## [Short problem]
Copy the data exactly; pictures stay out of the copy.

## [Working data]
-.-.-

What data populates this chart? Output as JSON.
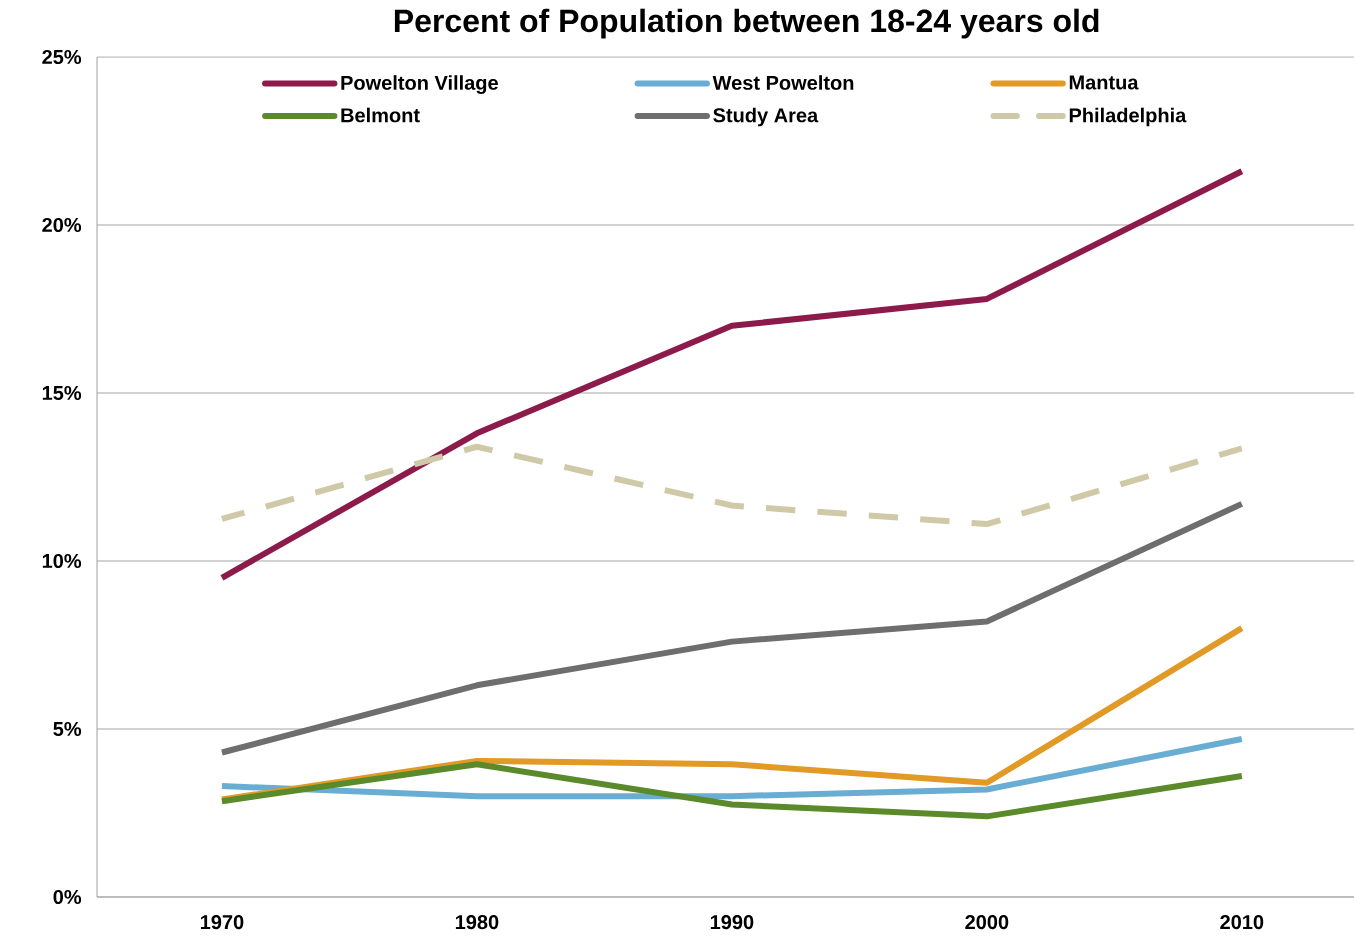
{
  "chart_data": {
    "type": "line",
    "title": "Percent of Population between 18-24 years old",
    "categories": [
      "1970",
      "1980",
      "1990",
      "2000",
      "2010"
    ],
    "series": [
      {
        "name": "Powelton Village",
        "color": "#8c1a4b",
        "values": [
          9.5,
          13.8,
          17.0,
          17.8,
          21.6
        ]
      },
      {
        "name": "West Powelton",
        "color": "#6aadd2",
        "values": [
          3.3,
          3.0,
          3.0,
          3.2,
          4.7
        ]
      },
      {
        "name": "Mantua",
        "color": "#e09a25",
        "values": [
          2.9,
          4.05,
          3.95,
          3.4,
          8.0
        ]
      },
      {
        "name": "Belmont",
        "color": "#5b8a2a",
        "values": [
          2.85,
          3.95,
          2.75,
          2.4,
          3.6
        ]
      },
      {
        "name": "Study Area",
        "color": "#6e6e6e",
        "values": [
          4.3,
          6.3,
          7.6,
          8.2,
          11.7
        ]
      },
      {
        "name": "Philadelphia",
        "color": "#cfc9a8",
        "line_style": "dashed",
        "values": [
          11.25,
          13.4,
          11.65,
          11.1,
          13.35
        ]
      }
    ],
    "ylim": [
      0,
      25
    ],
    "yticks": [
      {
        "value": 0,
        "label": "0%"
      },
      {
        "value": 5,
        "label": "5%"
      },
      {
        "value": 10,
        "label": "10%"
      },
      {
        "value": 15,
        "label": "15%"
      },
      {
        "value": 20,
        "label": "20%"
      },
      {
        "value": 25,
        "label": "25%"
      }
    ],
    "grid": "y",
    "legend": "top",
    "line_style": "solid",
    "marker": "none"
  }
}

-.-.-

## [Answer to the problem]
What data populates this chart? Output as JSON.
{
  "chart_data": {
    "type": "line",
    "title": "Percent of Population between 18-24 years old",
    "categories": [
      "1970",
      "1980",
      "1990",
      "2000",
      "2010"
    ],
    "series": [
      {
        "name": "Powelton Village",
        "color": "#8c1a4b",
        "values": [
          9.5,
          13.8,
          17.0,
          17.8,
          21.6
        ]
      },
      {
        "name": "West Powelton",
        "color": "#6aadd2",
        "values": [
          3.3,
          3.0,
          3.0,
          3.2,
          4.7
        ]
      },
      {
        "name": "Mantua",
        "color": "#e09a25",
        "values": [
          2.9,
          4.05,
          3.95,
          3.4,
          8.0
        ]
      },
      {
        "name": "Belmont",
        "color": "#5b8a2a",
        "values": [
          2.85,
          3.95,
          2.75,
          2.4,
          3.6
        ]
      },
      {
        "name": "Study Area",
        "color": "#6e6e6e",
        "values": [
          4.3,
          6.3,
          7.6,
          8.2,
          11.7
        ]
      },
      {
        "name": "Philadelphia",
        "color": "#cfc9a8",
        "line_style": "dashed",
        "values": [
          11.25,
          13.4,
          11.65,
          11.1,
          13.35
        ]
      }
    ],
    "ylim": [
      0,
      25
    ],
    "yticks": [
      {
        "value": 0,
        "label": "0%"
      },
      {
        "value": 5,
        "label": "5%"
      },
      {
        "value": 10,
        "label": "10%"
      },
      {
        "value": 15,
        "label": "15%"
      },
      {
        "value": 20,
        "label": "20%"
      },
      {
        "value": 25,
        "label": "25%"
      }
    ],
    "grid": "y",
    "legend": "top",
    "line_style": "solid",
    "marker": "none"
  }
}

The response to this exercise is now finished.